*Written exercise*.
Look through the listing below and give the number of lines that hold "плъзгащи". Say nothing more.

*Exercise data*.
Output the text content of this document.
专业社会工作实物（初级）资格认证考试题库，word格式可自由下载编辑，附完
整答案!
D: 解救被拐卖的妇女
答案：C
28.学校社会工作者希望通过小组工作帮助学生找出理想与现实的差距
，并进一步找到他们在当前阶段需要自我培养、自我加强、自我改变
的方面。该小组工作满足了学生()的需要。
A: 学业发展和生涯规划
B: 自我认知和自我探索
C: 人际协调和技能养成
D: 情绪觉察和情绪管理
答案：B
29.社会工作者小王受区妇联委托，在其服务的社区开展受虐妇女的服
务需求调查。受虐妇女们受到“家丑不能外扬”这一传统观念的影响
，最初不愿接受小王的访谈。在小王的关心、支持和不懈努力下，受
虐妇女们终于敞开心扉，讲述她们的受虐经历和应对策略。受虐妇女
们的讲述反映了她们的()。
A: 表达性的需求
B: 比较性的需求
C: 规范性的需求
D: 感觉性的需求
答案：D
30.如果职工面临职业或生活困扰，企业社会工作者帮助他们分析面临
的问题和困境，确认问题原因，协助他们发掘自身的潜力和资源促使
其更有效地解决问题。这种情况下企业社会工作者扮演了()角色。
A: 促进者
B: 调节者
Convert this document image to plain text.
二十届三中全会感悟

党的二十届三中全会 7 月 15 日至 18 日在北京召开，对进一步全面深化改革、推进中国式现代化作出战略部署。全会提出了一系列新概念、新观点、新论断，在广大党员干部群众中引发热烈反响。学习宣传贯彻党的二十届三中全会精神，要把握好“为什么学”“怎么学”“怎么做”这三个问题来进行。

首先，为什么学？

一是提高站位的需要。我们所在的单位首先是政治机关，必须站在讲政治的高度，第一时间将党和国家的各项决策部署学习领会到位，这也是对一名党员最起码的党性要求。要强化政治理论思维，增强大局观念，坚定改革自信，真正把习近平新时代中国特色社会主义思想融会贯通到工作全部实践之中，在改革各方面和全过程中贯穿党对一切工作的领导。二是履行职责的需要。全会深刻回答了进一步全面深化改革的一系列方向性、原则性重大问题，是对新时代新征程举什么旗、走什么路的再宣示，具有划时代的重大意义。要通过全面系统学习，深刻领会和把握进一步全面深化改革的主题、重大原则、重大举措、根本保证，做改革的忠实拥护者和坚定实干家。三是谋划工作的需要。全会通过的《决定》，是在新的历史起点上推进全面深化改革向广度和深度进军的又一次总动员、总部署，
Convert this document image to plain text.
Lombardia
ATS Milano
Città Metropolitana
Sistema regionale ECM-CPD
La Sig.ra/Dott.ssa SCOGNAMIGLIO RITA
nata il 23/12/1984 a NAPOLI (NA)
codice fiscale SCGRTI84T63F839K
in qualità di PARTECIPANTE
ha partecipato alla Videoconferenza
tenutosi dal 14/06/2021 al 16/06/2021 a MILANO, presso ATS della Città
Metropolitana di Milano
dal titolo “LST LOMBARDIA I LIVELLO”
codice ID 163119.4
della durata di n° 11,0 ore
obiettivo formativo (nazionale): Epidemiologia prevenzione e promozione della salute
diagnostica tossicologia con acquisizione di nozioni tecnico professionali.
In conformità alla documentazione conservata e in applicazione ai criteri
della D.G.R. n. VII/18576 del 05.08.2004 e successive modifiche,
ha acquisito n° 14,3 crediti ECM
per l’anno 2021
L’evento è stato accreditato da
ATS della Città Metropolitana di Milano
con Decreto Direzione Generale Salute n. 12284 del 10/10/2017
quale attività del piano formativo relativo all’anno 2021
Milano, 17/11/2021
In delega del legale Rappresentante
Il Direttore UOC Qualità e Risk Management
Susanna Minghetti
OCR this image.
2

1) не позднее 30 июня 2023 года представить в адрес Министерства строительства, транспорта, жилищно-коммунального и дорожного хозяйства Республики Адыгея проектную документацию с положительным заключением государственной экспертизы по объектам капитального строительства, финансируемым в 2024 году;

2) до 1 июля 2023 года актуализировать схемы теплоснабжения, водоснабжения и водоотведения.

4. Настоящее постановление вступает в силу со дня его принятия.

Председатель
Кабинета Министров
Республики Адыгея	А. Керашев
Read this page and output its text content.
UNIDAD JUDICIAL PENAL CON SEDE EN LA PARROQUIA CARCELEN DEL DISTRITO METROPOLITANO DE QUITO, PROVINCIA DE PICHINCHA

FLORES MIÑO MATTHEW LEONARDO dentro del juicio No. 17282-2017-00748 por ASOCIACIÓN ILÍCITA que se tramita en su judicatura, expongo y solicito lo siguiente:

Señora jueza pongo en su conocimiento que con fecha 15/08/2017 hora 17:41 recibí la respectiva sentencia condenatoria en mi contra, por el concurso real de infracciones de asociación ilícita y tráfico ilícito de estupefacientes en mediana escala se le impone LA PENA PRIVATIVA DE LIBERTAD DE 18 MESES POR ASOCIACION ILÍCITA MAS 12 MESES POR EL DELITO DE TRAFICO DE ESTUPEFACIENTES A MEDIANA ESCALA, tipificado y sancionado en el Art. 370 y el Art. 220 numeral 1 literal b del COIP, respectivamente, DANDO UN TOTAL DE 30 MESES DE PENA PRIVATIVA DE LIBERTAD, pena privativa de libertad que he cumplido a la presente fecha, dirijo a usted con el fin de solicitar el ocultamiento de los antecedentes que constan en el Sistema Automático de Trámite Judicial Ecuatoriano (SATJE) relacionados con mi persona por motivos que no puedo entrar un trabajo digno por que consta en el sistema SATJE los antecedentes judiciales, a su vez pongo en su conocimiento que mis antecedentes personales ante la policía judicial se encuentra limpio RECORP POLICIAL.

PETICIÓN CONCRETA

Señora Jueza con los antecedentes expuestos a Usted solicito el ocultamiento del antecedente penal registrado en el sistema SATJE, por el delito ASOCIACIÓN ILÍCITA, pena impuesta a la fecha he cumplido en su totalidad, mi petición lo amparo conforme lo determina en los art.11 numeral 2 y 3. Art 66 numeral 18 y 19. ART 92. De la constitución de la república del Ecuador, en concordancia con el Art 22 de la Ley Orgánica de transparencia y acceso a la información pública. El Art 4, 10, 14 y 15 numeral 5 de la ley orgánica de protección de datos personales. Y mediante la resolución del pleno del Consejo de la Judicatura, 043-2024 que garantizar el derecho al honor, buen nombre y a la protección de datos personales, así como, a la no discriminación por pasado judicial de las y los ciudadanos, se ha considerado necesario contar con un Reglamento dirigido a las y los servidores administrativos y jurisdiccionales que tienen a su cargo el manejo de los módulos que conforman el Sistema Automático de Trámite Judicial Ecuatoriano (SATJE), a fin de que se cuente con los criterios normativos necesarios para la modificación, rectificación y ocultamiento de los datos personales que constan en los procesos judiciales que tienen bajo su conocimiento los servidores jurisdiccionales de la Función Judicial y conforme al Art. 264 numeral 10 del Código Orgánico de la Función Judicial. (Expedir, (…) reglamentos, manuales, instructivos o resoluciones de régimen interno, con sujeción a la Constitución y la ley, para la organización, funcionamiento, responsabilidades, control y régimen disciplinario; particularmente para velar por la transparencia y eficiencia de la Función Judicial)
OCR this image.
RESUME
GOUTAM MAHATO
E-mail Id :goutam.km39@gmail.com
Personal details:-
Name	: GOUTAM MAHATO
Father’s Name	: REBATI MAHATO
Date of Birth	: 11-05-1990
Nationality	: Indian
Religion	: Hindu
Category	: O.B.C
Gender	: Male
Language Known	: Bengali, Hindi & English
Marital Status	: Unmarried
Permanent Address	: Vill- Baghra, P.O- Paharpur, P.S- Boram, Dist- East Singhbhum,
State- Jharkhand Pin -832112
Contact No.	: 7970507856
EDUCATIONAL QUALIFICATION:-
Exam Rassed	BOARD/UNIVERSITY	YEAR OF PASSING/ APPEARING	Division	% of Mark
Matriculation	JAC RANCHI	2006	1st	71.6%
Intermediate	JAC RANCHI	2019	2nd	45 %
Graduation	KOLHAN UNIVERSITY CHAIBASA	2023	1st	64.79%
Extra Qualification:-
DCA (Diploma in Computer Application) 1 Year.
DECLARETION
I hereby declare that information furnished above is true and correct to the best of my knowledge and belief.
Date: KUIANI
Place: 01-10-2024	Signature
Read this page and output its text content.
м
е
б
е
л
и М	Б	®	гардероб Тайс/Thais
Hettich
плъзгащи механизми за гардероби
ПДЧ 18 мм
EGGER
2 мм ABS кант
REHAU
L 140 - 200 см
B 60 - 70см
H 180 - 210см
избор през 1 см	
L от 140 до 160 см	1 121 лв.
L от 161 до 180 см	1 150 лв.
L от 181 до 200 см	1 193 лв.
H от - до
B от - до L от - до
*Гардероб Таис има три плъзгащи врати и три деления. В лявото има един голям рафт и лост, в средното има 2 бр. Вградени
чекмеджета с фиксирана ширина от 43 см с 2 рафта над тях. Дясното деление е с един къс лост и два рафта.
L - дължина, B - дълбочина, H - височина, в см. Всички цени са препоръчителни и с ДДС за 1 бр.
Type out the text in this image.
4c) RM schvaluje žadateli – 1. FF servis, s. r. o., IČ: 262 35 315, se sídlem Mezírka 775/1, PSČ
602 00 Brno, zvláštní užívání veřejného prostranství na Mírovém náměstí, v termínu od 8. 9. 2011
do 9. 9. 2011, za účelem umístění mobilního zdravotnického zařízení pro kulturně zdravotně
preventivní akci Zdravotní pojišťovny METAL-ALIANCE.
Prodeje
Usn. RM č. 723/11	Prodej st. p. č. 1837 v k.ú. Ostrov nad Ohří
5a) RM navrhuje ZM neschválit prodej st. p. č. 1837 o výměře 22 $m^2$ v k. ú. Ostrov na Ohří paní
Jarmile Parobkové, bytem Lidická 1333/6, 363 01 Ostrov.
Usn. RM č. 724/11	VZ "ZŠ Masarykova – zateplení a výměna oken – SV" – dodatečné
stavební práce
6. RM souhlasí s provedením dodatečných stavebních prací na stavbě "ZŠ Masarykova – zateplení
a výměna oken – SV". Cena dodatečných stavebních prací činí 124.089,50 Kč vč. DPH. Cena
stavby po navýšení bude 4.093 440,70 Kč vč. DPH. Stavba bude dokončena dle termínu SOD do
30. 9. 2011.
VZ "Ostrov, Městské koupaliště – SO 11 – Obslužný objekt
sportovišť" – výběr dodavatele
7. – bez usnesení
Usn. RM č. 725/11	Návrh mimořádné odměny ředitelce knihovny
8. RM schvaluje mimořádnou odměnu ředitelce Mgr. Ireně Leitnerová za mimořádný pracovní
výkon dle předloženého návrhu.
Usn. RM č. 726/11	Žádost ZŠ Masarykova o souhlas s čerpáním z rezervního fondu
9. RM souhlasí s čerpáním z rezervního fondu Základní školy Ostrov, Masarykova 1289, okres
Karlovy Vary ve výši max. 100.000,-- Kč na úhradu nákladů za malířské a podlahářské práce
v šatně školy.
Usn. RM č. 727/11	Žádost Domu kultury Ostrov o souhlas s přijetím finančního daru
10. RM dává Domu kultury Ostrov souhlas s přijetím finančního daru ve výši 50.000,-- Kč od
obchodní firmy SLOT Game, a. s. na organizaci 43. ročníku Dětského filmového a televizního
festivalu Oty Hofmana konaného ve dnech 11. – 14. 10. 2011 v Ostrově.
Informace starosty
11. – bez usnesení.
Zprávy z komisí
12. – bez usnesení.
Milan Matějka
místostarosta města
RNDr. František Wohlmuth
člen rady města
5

*Expected answer*.
2